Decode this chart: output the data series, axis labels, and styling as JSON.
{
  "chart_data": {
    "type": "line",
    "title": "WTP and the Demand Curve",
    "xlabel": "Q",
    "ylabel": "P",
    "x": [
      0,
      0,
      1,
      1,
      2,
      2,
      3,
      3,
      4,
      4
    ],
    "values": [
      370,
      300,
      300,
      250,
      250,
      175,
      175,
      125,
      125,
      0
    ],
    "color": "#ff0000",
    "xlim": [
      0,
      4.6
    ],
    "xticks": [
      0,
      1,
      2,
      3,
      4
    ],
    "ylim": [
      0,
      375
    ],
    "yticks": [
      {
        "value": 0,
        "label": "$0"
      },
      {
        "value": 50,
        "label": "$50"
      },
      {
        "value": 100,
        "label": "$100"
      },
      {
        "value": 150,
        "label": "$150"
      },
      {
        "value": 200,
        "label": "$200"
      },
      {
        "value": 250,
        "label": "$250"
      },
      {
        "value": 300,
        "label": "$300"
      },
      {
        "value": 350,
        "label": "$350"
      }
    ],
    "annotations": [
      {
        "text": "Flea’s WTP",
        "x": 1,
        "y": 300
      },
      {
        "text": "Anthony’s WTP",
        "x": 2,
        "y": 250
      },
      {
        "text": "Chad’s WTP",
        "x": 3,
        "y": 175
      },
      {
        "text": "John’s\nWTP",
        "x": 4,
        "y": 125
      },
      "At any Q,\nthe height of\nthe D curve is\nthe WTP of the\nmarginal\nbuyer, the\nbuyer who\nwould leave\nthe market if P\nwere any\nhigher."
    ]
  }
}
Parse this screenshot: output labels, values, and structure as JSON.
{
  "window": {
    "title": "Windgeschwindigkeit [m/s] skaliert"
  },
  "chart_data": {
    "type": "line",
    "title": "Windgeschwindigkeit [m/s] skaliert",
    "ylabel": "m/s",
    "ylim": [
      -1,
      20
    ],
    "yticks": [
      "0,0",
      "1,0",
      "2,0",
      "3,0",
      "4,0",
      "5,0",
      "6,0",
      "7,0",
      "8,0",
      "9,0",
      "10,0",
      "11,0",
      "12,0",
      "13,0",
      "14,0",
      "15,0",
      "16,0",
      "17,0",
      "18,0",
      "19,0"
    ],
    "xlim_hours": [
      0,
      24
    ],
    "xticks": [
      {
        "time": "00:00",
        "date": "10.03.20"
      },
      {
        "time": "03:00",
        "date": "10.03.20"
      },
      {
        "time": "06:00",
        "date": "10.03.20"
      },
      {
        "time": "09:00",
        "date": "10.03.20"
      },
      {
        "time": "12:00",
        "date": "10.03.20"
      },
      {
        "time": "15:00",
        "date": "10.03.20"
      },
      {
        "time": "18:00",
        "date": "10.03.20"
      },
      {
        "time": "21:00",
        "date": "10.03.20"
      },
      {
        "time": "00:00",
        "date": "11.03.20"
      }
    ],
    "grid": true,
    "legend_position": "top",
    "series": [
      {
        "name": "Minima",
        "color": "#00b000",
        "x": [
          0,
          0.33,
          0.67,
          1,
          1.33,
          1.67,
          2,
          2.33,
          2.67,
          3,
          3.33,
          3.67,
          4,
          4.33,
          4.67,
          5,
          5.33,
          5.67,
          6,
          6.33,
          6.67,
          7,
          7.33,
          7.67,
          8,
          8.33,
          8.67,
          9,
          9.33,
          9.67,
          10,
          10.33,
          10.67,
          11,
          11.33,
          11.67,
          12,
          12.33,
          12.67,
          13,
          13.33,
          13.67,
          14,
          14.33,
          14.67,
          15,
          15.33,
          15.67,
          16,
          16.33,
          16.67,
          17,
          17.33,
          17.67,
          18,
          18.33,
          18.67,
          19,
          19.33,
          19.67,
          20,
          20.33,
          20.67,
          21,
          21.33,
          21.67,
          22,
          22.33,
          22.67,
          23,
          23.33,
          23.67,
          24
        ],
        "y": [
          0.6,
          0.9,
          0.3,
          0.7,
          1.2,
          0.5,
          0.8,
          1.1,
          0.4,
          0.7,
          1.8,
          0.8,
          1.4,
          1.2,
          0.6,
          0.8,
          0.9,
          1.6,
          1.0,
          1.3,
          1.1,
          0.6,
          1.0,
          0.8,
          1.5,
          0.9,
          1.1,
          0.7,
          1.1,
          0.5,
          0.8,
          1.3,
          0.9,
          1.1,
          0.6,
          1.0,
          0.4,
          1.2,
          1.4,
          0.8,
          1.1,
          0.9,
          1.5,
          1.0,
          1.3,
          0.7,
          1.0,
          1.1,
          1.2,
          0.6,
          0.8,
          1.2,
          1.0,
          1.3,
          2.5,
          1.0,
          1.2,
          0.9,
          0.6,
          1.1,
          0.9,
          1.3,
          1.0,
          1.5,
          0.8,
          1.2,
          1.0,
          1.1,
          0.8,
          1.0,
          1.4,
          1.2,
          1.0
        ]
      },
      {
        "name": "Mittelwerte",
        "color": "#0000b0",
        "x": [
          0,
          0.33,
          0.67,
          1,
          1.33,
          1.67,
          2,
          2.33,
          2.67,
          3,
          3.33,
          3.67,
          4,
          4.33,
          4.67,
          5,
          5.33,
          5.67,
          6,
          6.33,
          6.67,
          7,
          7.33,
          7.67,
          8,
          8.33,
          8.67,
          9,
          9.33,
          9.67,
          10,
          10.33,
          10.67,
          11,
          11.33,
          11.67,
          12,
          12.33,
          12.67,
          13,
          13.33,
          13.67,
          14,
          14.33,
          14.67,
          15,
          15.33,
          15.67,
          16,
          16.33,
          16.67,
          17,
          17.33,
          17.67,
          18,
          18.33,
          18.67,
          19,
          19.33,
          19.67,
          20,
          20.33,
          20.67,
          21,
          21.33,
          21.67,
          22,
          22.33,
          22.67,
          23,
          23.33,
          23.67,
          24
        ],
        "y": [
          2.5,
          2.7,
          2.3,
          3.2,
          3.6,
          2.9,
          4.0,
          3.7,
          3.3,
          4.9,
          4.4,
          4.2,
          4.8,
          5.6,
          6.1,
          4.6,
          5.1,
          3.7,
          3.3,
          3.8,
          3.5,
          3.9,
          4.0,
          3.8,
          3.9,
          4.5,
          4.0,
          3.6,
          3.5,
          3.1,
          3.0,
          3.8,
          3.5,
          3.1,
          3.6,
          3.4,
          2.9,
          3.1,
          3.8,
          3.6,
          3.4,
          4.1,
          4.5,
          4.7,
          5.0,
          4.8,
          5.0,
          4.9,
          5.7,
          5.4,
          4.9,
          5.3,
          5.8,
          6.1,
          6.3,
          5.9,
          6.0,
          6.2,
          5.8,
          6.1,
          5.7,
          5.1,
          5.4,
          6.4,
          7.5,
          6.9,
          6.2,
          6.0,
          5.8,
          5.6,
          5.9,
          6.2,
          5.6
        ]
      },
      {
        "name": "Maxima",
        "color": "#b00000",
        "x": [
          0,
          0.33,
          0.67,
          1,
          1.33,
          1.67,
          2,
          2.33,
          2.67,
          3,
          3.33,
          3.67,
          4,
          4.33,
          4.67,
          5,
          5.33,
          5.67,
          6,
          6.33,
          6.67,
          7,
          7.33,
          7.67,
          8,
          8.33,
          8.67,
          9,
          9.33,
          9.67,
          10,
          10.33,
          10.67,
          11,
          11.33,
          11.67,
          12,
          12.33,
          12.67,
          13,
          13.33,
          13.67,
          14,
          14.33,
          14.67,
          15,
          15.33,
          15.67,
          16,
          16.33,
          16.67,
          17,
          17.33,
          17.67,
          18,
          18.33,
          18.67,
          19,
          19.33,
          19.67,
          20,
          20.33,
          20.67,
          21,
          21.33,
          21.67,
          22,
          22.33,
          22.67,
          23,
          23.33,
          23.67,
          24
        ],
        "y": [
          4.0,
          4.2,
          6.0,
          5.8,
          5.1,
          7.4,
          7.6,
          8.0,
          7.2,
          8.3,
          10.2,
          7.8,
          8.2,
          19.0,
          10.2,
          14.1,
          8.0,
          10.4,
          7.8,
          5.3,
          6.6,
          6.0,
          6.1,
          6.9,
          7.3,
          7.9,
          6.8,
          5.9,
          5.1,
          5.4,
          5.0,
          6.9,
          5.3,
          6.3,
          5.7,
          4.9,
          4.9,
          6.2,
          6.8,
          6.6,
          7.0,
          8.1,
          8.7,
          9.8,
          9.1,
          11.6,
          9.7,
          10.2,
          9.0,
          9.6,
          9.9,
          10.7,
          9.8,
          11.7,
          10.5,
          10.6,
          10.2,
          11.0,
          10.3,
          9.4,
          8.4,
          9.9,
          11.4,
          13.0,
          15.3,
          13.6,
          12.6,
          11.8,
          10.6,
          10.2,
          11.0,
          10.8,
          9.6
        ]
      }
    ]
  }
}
━━━
**Stated exercise:** Pick out the lines that include the word "series" and write them out.

**The solution:**
Decode this chart: output the data series, axis labels, and styling as JSON.
    "series": [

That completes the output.